::: RECORD LIST :::

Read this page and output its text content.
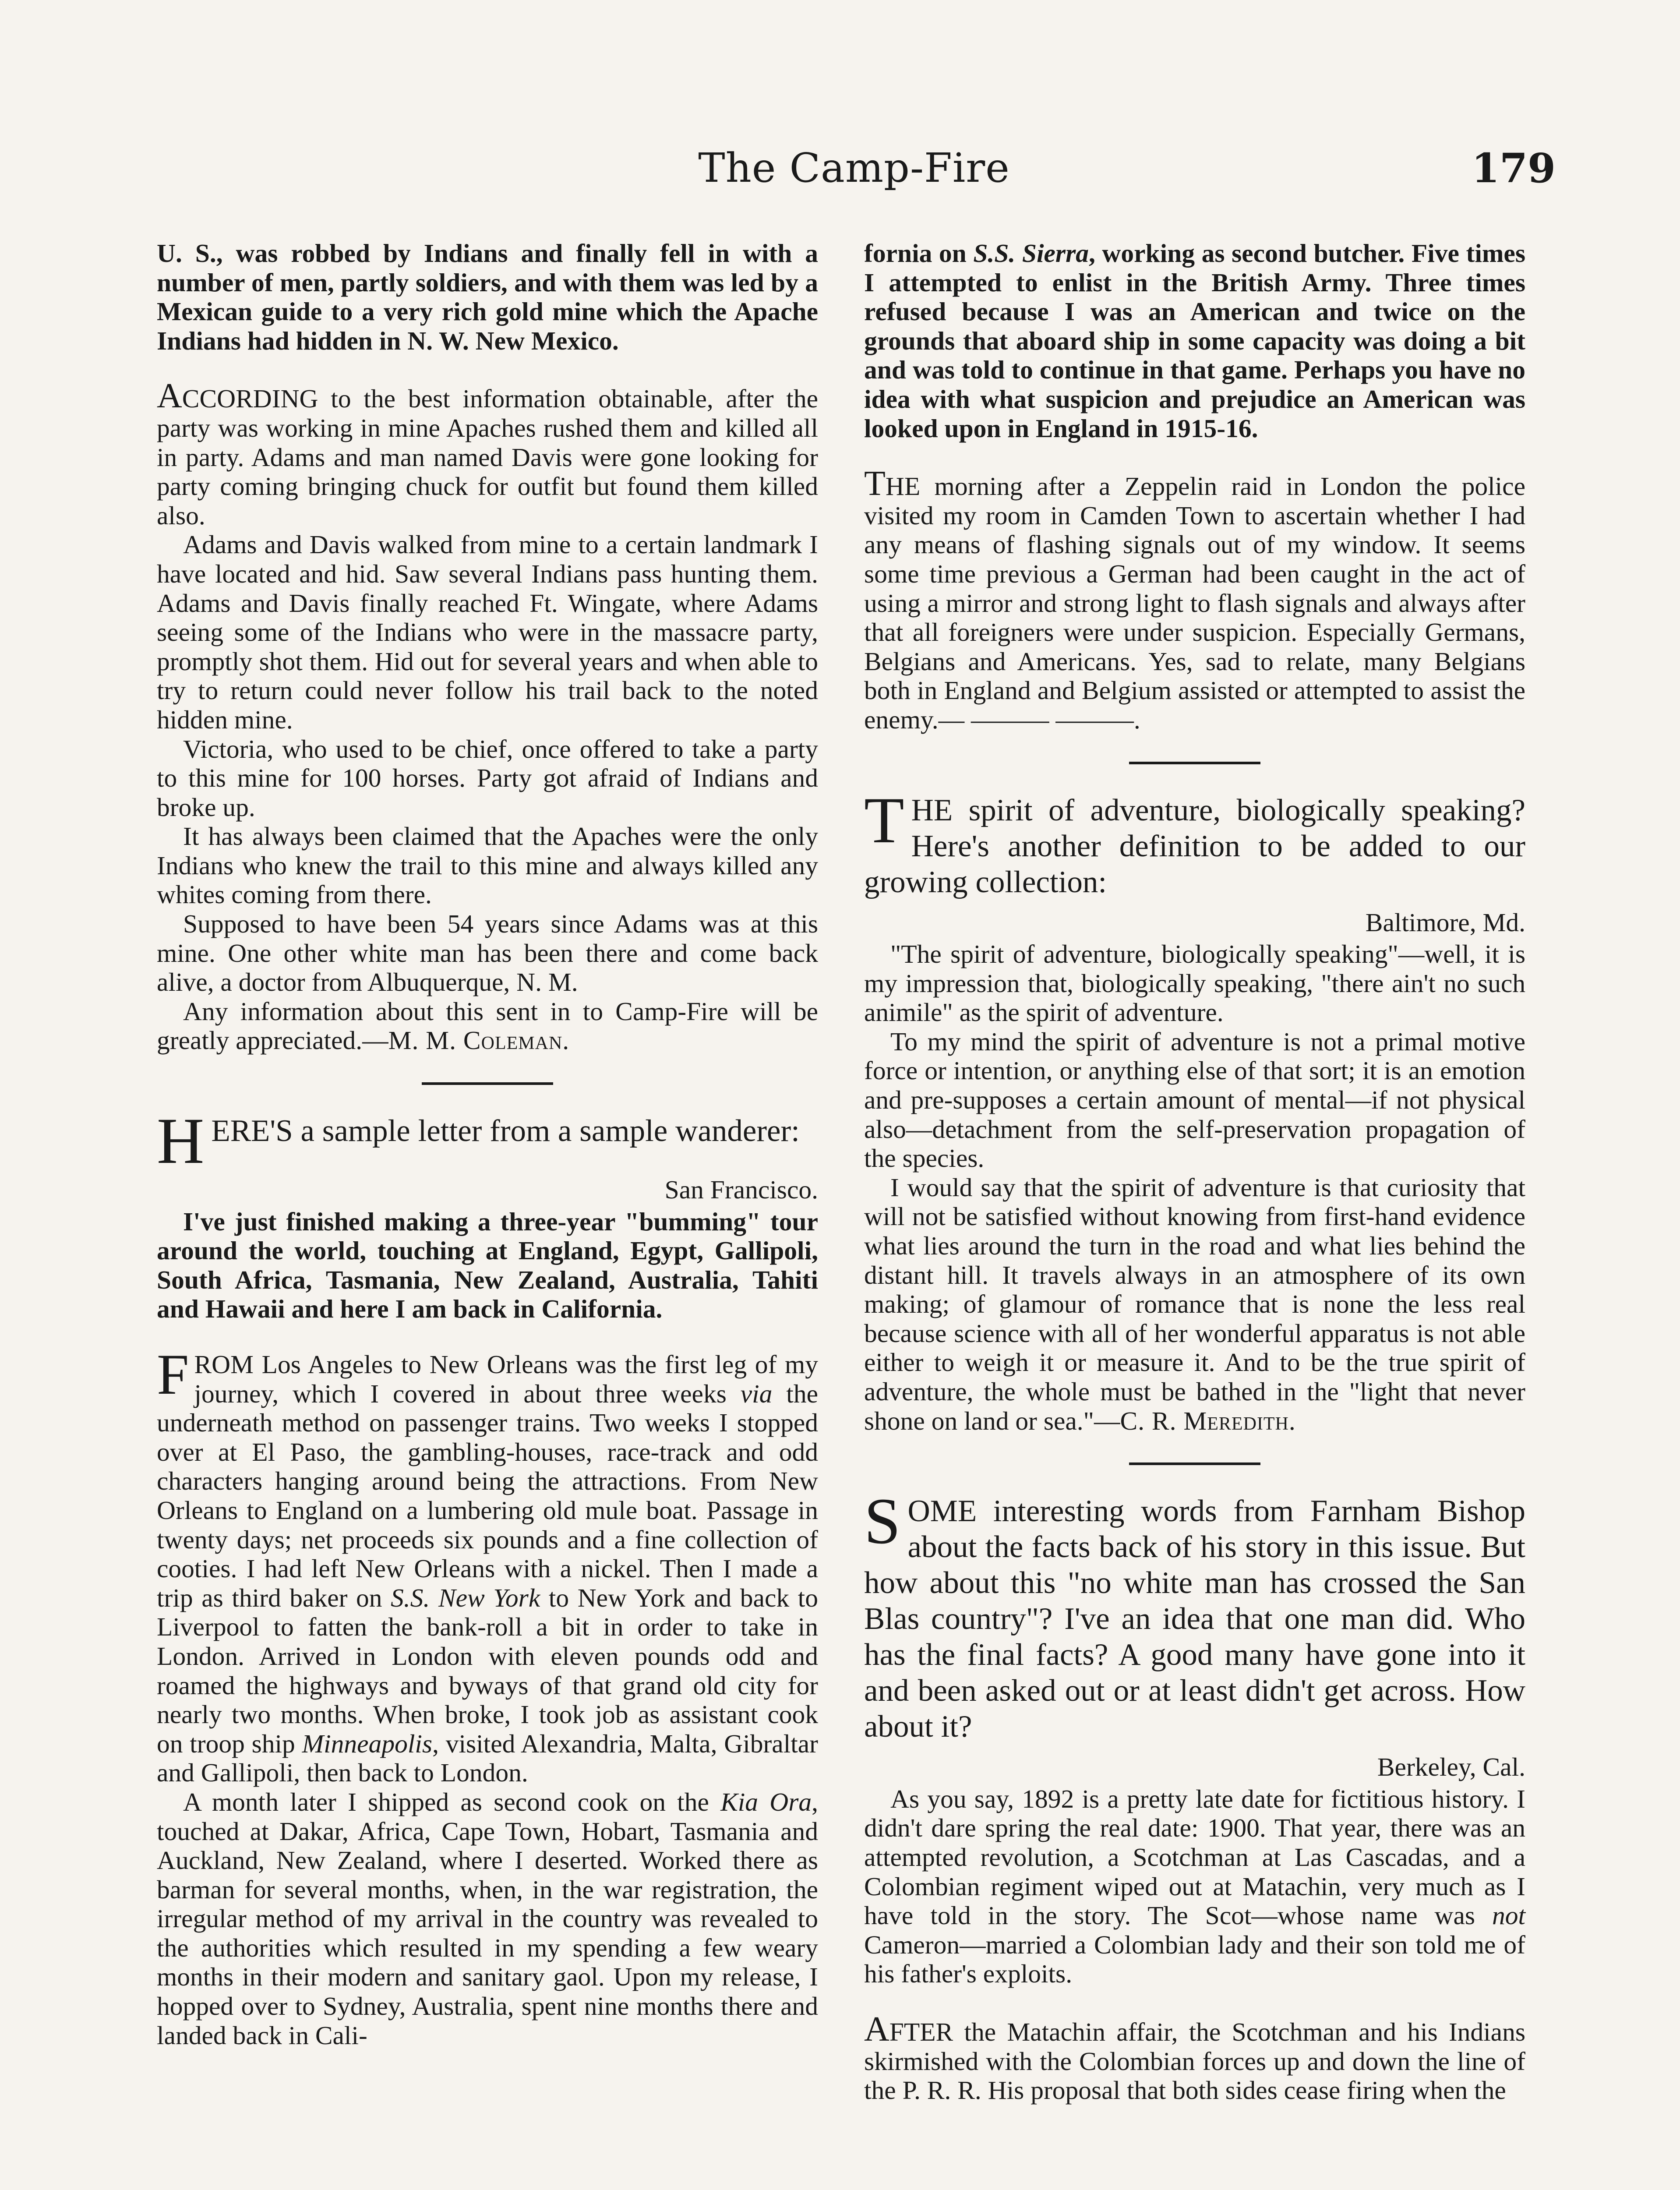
The Camp-Fire	179

U. S., was robbed by Indians and finally fell in with a number of men, partly soldiers, and with them was led by a Mexican guide to a very rich gold mine which the Apache Indians had hidden in N. W. New Mexico.

ACCORDING to the best information obtainable, after the party was working in mine Apaches rushed them and killed all in party. Adams and man named Davis were gone looking for party coming bringing chuck for outfit but found them killed also.

Adams and Davis walked from mine to a certain landmark I have located and hid. Saw several Indians pass hunting them. Adams and Davis finally reached Ft. Wingate, where Adams seeing some of the Indians who were in the massacre party, promptly shot them. Hid out for several years and when able to try to return could never follow his trail back to the noted hidden mine.

Victoria, who used to be chief, once offered to take a party to this mine for 100 horses. Party got afraid of Indians and broke up.

It has always been claimed that the Apaches were the only Indians who knew the trail to this mine and always killed any whites coming from there.

Supposed to have been 54 years since Adams was at this mine. One other white man has been there and come back alive, a doctor from Albuquerque, N. M.

Any information about this sent in to Camp-Fire will be greatly appreciated.—M. M. Coleman.

HERE'S a sample letter from a sample wanderer:

San Francisco.

I've just finished making a three-year "bumming" tour around the world, touching at England, Egypt, Gallipoli, South Africa, Tasmania, New Zealand, Australia, Tahiti and Hawaii and here I am back in California.

FROM Los Angeles to New Orleans was the first leg of my journey, which I covered in about three weeks via the underneath method on passenger trains. Two weeks I stopped over at El Paso, the gambling-houses, race-track and odd characters hanging around being the attractions. From New Orleans to England on a lumbering old mule boat. Passage in twenty days; net proceeds six pounds and a fine collection of cooties. I had left New Orleans with a nickel. Then I made a trip as third baker on S.S. New York to New York and back to Liverpool to fatten the bank-roll a bit in order to take in London. Arrived in London with eleven pounds odd and roamed the highways and byways of that grand old city for nearly two months. When broke, I took job as assistant cook on troop ship Minneapolis, visited Alexandria, Malta, Gibraltar and Gallipoli, then back to London.

A month later I shipped as second cook on the Kia Ora, touched at Dakar, Africa, Cape Town, Hobart, Tasmania and Auckland, New Zealand, where I deserted. Worked there as barman for several months, when, in the war registration, the irregular method of my arrival in the country was revealed to the authorities which resulted in my spending a few weary months in their modern and sanitary gaol. Upon my release, I hopped over to Sydney, Australia, spent nine months there and landed back in Cali-

fornia on S.S. Sierra, working as second butcher. Five times I attempted to enlist in the British Army. Three times refused because I was an American and twice on the grounds that aboard ship in some capacity was doing a bit and was told to continue in that game. Perhaps you have no idea with what suspicion and prejudice an American was looked upon in England in 1915-16.

THE morning after a Zeppelin raid in London the police visited my room in Camden Town to ascertain whether I had any means of flashing signals out of my window. It seems some time previous a German had been caught in the act of using a mirror and strong light to flash signals and always after that all foreigners were under suspicion. Especially Germans, Belgians and Americans. Yes, sad to relate, many Belgians both in England and Belgium assisted or attempted to assist the enemy.— ——— ———.

THE spirit of adventure, biologically speaking? Here's another definition to be added to our growing collection:

Baltimore, Md.

"The spirit of adventure, biologically speaking"—well, it is my impression that, biologically speaking, "there ain't no such animile" as the spirit of adventure.

To my mind the spirit of adventure is not a primal motive force or intention, or anything else of that sort; it is an emotion and pre-supposes a certain amount of mental—if not physical also—detachment from the self-preservation propagation of the species.

I would say that the spirit of adventure is that curiosity that will not be satisfied without knowing from first-hand evidence what lies around the turn in the road and what lies behind the distant hill. It travels always in an atmosphere of its own making; of glamour of romance that is none the less real because science with all of her wonderful apparatus is not able either to weigh it or measure it. And to be the true spirit of adventure, the whole must be bathed in the "light that never shone on land or sea."—C. R. Meredith.

SOME interesting words from Farnham Bishop about the facts back of his story in this issue. But how about this "no white man has crossed the San Blas country"? I've an idea that one man did. Who has the final facts? A good many have gone into it and been asked out or at least didn't get across. How about it?

Berkeley, Cal.

As you say, 1892 is a pretty late date for fictitious history. I didn't dare spring the real date: 1900. That year, there was an attempted revolution, a Scotchman at Las Cascadas, and a Colombian regiment wiped out at Matachin, very much as I have told in the story. The Scot—whose name was not Cameron—married a Colombian lady and their son told me of his father's exploits.

AFTER the Matachin affair, the Scotchman and his Indians skirmished with the Colombian forces up and down the line of the P. R. R. His proposal that both sides cease firing when the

:::

# [GOAL]
Copy out all of the material exactly as written, without its pictures.

# [RESULT]
Read this page and output its text content.
The Camp-Fire	179

U. S., was robbed by Indians and finally fell in with a number of men, partly soldiers, and with them was led by a Mexican guide to a very rich gold mine which the Apache Indians had hidden in N. W. New Mexico.

ACCORDING to the best information obtainable, after the party was working in mine Apaches rushed them and killed all in party. Adams and man named Davis were gone looking for party coming bringing chuck for outfit but found them killed also.

Adams and Davis walked from mine to a certain landmark I have located and hid. Saw several Indians pass hunting them. Adams and Davis finally reached Ft. Wingate, where Adams seeing some of the Indians who were in the massacre party, promptly shot them. Hid out for several years and when able to try to return could never follow his trail back to the noted hidden mine.

Victoria, who used to be chief, once offered to take a party to this mine for 100 horses. Party got afraid of Indians and broke up.

It has always been claimed that the Apaches were the only Indians who knew the trail to this mine and always killed any whites coming from there.

Supposed to have been 54 years since Adams was at this mine. One other white man has been there and come back alive, a doctor from Albuquerque, N. M.

Any information about this sent in to Camp-Fire will be greatly appreciated.—M. M. Coleman.

HERE'S a sample letter from a sample wanderer:

San Francisco.

I've just finished making a three-year "bumming" tour around the world, touching at England, Egypt, Gallipoli, South Africa, Tasmania, New Zealand, Australia, Tahiti and Hawaii and here I am back in California.

FROM Los Angeles to New Orleans was the first leg of my journey, which I covered in about three weeks via the underneath method on passenger trains. Two weeks I stopped over at El Paso, the gambling-houses, race-track and odd characters hanging around being the attractions. From New Orleans to England on a lumbering old mule boat. Passage in twenty days; net proceeds six pounds and a fine collection of cooties. I had left New Orleans with a nickel. Then I made a trip as third baker on S.S. New York to New York and back to Liverpool to fatten the bank-roll a bit in order to take in London. Arrived in London with eleven pounds odd and roamed the highways and byways of that grand old city for nearly two months. When broke, I took job as assistant cook on troop ship Minneapolis, visited Alexandria, Malta, Gibraltar and Gallipoli, then back to London.

A month later I shipped as second cook on the Kia Ora, touched at Dakar, Africa, Cape Town, Hobart, Tasmania and Auckland, New Zealand, where I deserted. Worked there as barman for several months, when, in the war registration, the irregular method of my arrival in the country was revealed to the authorities which resulted in my spending a few weary months in their modern and sanitary gaol. Upon my release, I hopped over to Sydney, Australia, spent nine months there and landed back in Cali-

fornia on S.S. Sierra, working as second butcher. Five times I attempted to enlist in the British Army. Three times refused because I was an American and twice on the grounds that aboard ship in some capacity was doing a bit and was told to continue in that game. Perhaps you have no idea with what suspicion and prejudice an American was looked upon in England in 1915-16.

THE morning after a Zeppelin raid in London the police visited my room in Camden Town to ascertain whether I had any means of flashing signals out of my window. It seems some time previous a German had been caught in the act of using a mirror and strong light to flash signals and always after that all foreigners were under suspicion. Especially Germans, Belgians and Americans. Yes, sad to relate, many Belgians both in England and Belgium assisted or attempted to assist the enemy.— ——— ———.

THE spirit of adventure, biologically speaking? Here's another definition to be added to our growing collection:

Baltimore, Md.

"The spirit of adventure, biologically speaking"—well, it is my impression that, biologically speaking, "there ain't no such animile" as the spirit of adventure.

To my mind the spirit of adventure is not a primal motive force or intention, or anything else of that sort; it is an emotion and pre-supposes a certain amount of mental—if not physical also—detachment from the self-preservation propagation of the species.

I would say that the spirit of adventure is that curiosity that will not be satisfied without knowing from first-hand evidence what lies around the turn in the road and what lies behind the distant hill. It travels always in an atmosphere of its own making; of glamour of romance that is none the less real because science with all of her wonderful apparatus is not able either to weigh it or measure it. And to be the true spirit of adventure, the whole must be bathed in the "light that never shone on land or sea."—C. R. Meredith.

SOME interesting words from Farnham Bishop about the facts back of his story in this issue. But how about this "no white man has crossed the San Blas country"? I've an idea that one man did. Who has the final facts? A good many have gone into it and been asked out or at least didn't get across. How about it?

Berkeley, Cal.

As you say, 1892 is a pretty late date for fictitious history. I didn't dare spring the real date: 1900. That year, there was an attempted revolution, a Scotchman at Las Cascadas, and a Colombian regiment wiped out at Matachin, very much as I have told in the story. The Scot—whose name was not Cameron—married a Colombian lady and their son told me of his father's exploits.

AFTER the Matachin affair, the Scotchman and his Indians skirmished with the Colombian forces up and down the line of the P. R. R. His proposal that both sides cease firing when the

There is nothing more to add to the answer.